### Instructions to follow
Say how many lines of the material below contain the word "three", with no other words.

### Supplied records
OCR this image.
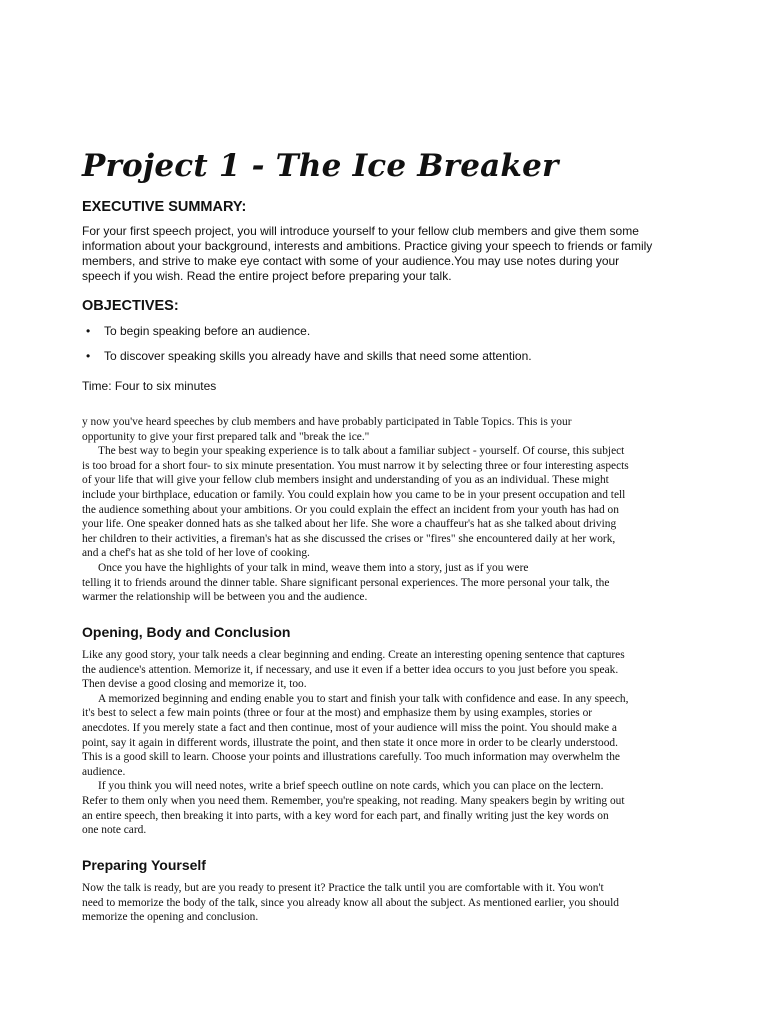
Project 1 - The Ice Breaker
EXECUTIVE SUMMARY:
For your first speech project, you will introduce yourself to your fellow club members and give them some
information about your background, interests and ambitions. Practice giving your speech to friends or family
members, and strive to make eye contact with some of your audience.You may use notes during your
speech if you wish. Read the entire project before preparing your talk.
OBJECTIVES:
• To begin speaking before an audience.
• To discover speaking skills you already have and skills that need some attention.
Time: Four to six minutes
y now you've heard speeches by club members and have probably participated in Table Topics. This is your
opportunity to give your first prepared talk and "break the ice."
The best way to begin your speaking experience is to talk about a familiar subject - yourself. Of course, this subject
is too broad for a short four- to six minute presentation. You must narrow it by selecting three or four interesting aspects
of your life that will give your fellow club members insight and understanding of you as an individual. These might
include your birthplace, education or family. You could explain how you came to be in your present occupation and tell
the audience something about your ambitions. Or you could explain the effect an incident from your youth has had on
your life. One speaker donned hats as she talked about her life. She wore a chauffeur's hat as she talked about driving
her children to their activities, a fireman's hat as she discussed the crises or "fires" she encountered daily at her work,
and a chef's hat as she told of her love of cooking.
Once you have the highlights of your talk in mind, weave them into a story, just as if you were
telling it to friends around the dinner table. Share significant personal experiences. The more personal your talk, the
warmer the relationship will be between you and the audience.
Opening, Body and Conclusion
Like any good story, your talk needs a clear beginning and ending. Create an interesting opening sentence that captures
the audience's attention. Memorize it, if necessary, and use it even if a better idea occurs to you just before you speak.
Then devise a good closing and memorize it, too.
A memorized beginning and ending enable you to start and finish your talk with confidence and ease. In any speech,
it's best to select a few main points (three or four at the most) and emphasize them by using examples, stories or
anecdotes. If you merely state a fact and then continue, most of your audience will miss the point. You should make a
point, say it again in different words, illustrate the point, and then state it once more in order to be clearly understood.
This is a good skill to learn. Choose your points and illustrations carefully. Too much information may overwhelm the
audience.
If you think you will need notes, write a brief speech outline on note cards, which you can place on the lectern.
Refer to them only when you need them. Remember, you're speaking, not reading. Many speakers begin by writing out
an entire speech, then breaking it into parts, with a key word for each part, and finally writing just the key words on
one note card.
Preparing Yourself
Now the talk is ready, but are you ready to present it? Practice the talk until you are comfortable with it. You won't
need to memorize the body of the talk, since you already know all about the subject. As mentioned earlier, you should
memorize the opening and conclusion.
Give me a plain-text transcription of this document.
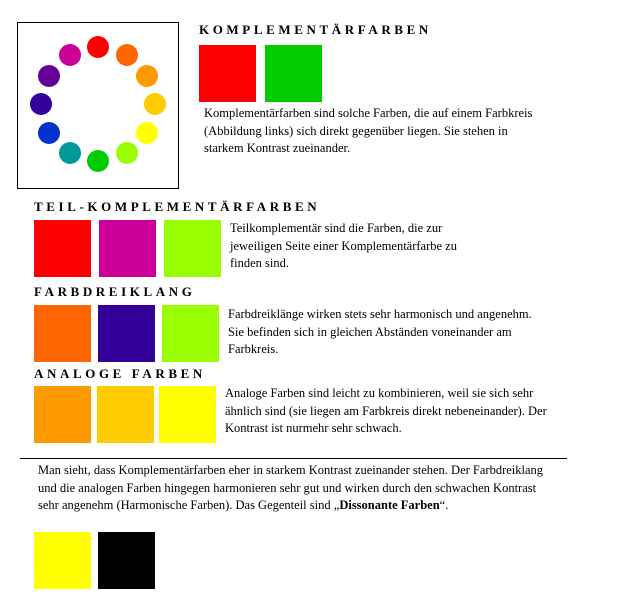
KOMPLEMENTÄRFARBEN
Komplementärfarben sind solche Farben, die auf einem Farbkreis (Abbildung links) sich direkt gegenüber liegen. Sie stehen in starkem Kontrast zueinander.
TEIL-KOMPLEMENTÄRFARBEN
Teilkomplementär sind die Farben, die zur jeweiligen Seite einer Komplementärfarbe zu finden sind.
FARBDREIKLANG
Farbdreiklänge wirken stets sehr harmonisch und angenehm. Sie befinden sich in gleichen Abständen voneinander am Farbkreis.
ANALOGE FARBEN
Analoge Farben sind leicht zu kombinieren, weil sie sich sehr ähnlich sind (sie liegen am Farbkreis direkt nebeneinander). Der Kontrast ist nurmehr sehr schwach.
Man sieht, dass Komplementärfarben eher in starkem Kontrast zueinander stehen. Der Farbdreiklang und die analogen Farben hingegen harmonieren sehr gut und wirken durch den schwachen Kontrast sehr angenehm (Harmonische Farben). Das Gegenteil sind „Dissonante Farben“.
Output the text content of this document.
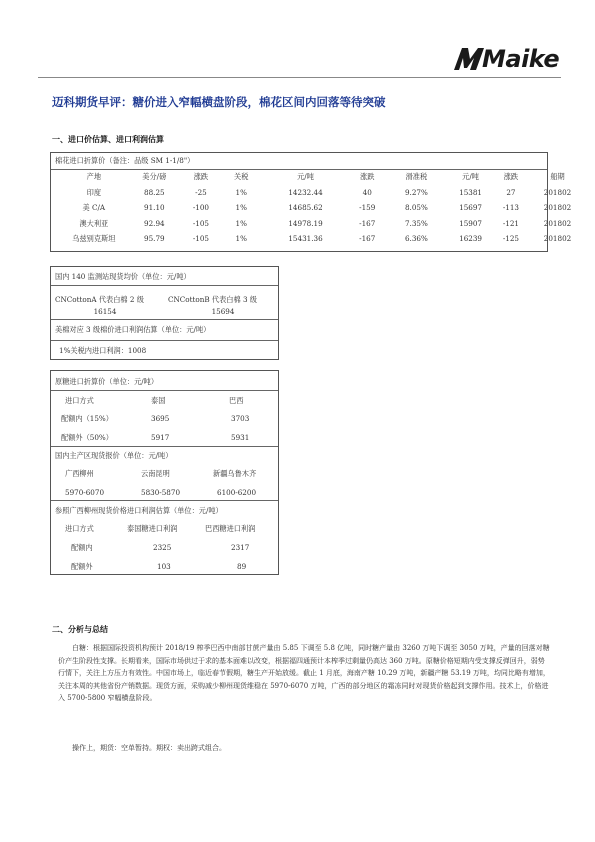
Maike
迈科期货早评：糖价进入窄幅横盘阶段，棉花区间内回落等待突破
一、进口价估算、进口利润估算
棉花进口折算价（备注：品级 SM 1-1/8"）
产地	美分/磅	涨跌	关税	元/吨	涨跌	滑准税	元/吨	涨跌	船期
印度	88.25	-25	1%	14232.44	40	9.27%	15381	27	201802
美 C/A	91.10	-100	1%	14685.62	-159	8.05%	15697	-113	201802
澳大利亚	92.94	-105	1%	14978.19	-167	7.35%	15907	-121	201802
乌兹别克斯坦	95.79	-105	1%	15431.36	-167	6.36%	16239	-125	201802
国内 140 监测站现货均价（单位：元/吨）
CNCottonA 代表白棉 2 级	CNCottonB 代表白棉 3 级
16154	15694
美棉对应 3 级棉价进口利润估算（单位：元/吨）
1%关税内进口利润：1008
原糖进口折算价（单位：元/吨）
进口方式	泰国	巴西
配额内（15%）	3695	3703
配额外（50%）	5917	5931
国内主产区现货报价（单位：元/吨）
广西柳州	云南昆明	新疆乌鲁木齐
5970-6070	5830-5870	6100-6200
参照广西柳州现货价格进口利润估算（单位：元/吨）
进口方式	泰国糖进口利润	巴西糖进口利润
配额内	2325	2317
配额外	103	89
二、分析与总结
白糖：根据国际投资机构预计 2018/19 榨季巴西中南部甘蔗产量由 5.85 下调至 5.8 亿吨，同时糖产量由 3260 万吨下调至 3050 万吨，产量的回落对糖价产生阶段性支撑。长期看来，国际市场供过于求的基本面难以改变，根据福四通预计本榨季过剩量仍高达 360 万吨。原糖价格短期内受支撑反弹回升，弱势行情下，关注上方压力有效性。中国市场上，临近春节假期，糖生产开始放缓。截止 1 月底，海南产糖 10.29 万吨，新疆产糖 53.19 万吨，均同比略有增加，关注本周的其他省份产销数据。现货方面，采购减少柳州现货维稳在 5970-6070 万吨，广西的部分地区的霜冻同时对现货价格起到支撑作用。技术上，价格进入 5700-5800 窄幅横盘阶段。
操作上，期货：空单暂持。期权：卖出跨式组合。
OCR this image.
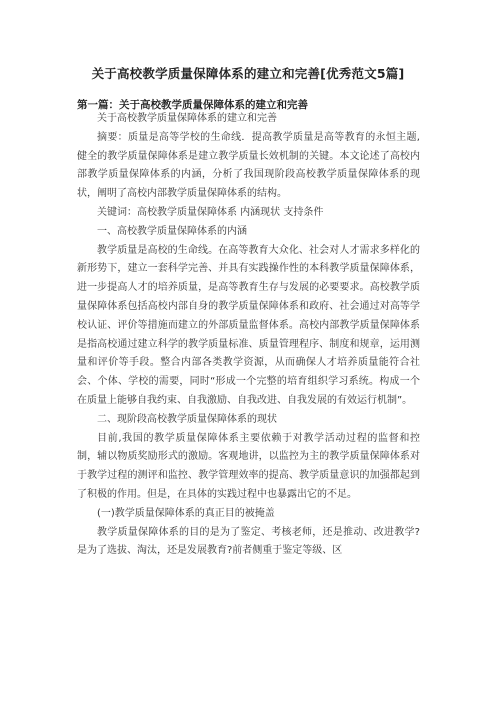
关于高校教学质量保障体系的建立和完善[优秀范文5篇]
第一篇：关于高校教学质量保障体系的建立和完善

关于高校教学质量保障体系的建立和完善

摘要：质量是高等学校的生命线．提高教学质量是高等教育的永恒主题,健全的教学质量保障体系是建立教学质量长效机制的关键。本文论述了高校内部教学质量保障体系的内涵，分析了我国现阶段高校教学质量保障体系的现状，阐明了高校内部教学质量保障体系的结构。

关键词：高校教学质量保障体系 内涵现状 支持条件

一、高校教学质量保障体系的内涵

教学质量是高校的生命线。在高等教育大众化、社会对人才需求多样化的新形势下，建立一套科学完善、并具有实践操作性的本科教学质量保障体系，进一步提高人才的培养质量，是高等教育生存与发展的必要要求。高校教学质量保障体系包括高校内部自身的教学质量保障体系和政府、社会通过对高等学校认证、评价等措施而建立的外部质量监督体系。高校内部教学质量保障体系是指高校通过建立科学的教学质量标准、质量管理程序、制度和规章，运用测量和评价等手段。整合内部各类教学资源，从而确保人才培养质量能符合社会、个体、学校的需要，同时“形成一个完整的培育组织学习系统。构成一个在质量上能够自我约束、自我激励、自我改进、自我发展的有效运行机制”。

二、现阶段高校教学质量保障体系的现状

目前,我国的教学质量保障体系主要依赖于对教学活动过程的监督和控制，辅以物质奖励形式的激励。客观地讲，以监控为主的教学质量保障体系对于教学过程的测评和监控、教学管理效率的提高、教学质量意识的加强都起到了积极的作用。但是，在具体的实践过程中也暴露出它的不足。

(一)教学质量保障体系的真正目的被掩盖

教学质量保障体系的目的是为了鉴定、考核老师，还是推动、改进教学?是为了选拔、淘汰，还是发展教育?前者侧重于鉴定等级、区
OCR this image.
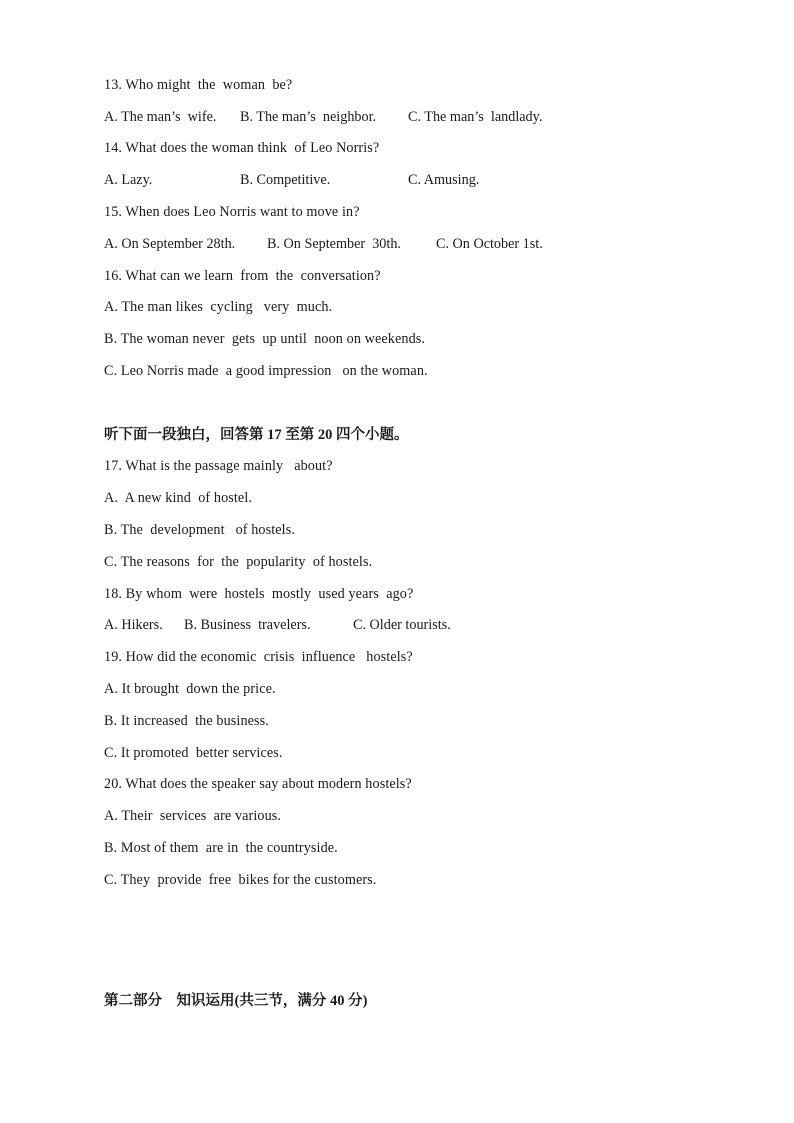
13. Who might  the  woman  be?

A. The man’s  wife.

B. The man’s  neighbor.

C. The man’s  landlady.

14. What does the woman think  of Leo Norris?

A. Lazy.

	B. Competitive.

	C. Amusing.

15. When does Leo Norris want to move in?

A. On September 28th.

B. On September  30th.

C. On October 1st.

16. What can we learn  from  the  conversation?
A. The man likes  cycling   very  much.
B. The woman never  gets  up until  noon on weekends.
C. Leo Norris made  a good impression   on the woman.
听下面一段独白，回答第 17 至第 20 四个小题。
17. What is the passage mainly   about?
A.  A new kind  of hostel.
B. The  development   of hostels.
C. The reasons  for  the  popularity  of hostels.
18. By whom  were  hostels  mostly  used years  ago?

A. Hikers.

B. Business  travelers.

	C. Older tourists.

19. How did the economic  crisis  influence   hostels?
A. It brought  down the price.
B. It increased  the business.
C. It promoted  better services.
20. What does the speaker say about modern hostels?
A. Their  services  are various.
B. Most of them  are in  the countryside.
C. They  provide  free  bikes for the customers.
第二部分    知识运用(共三节，满分 40 分)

### Response
2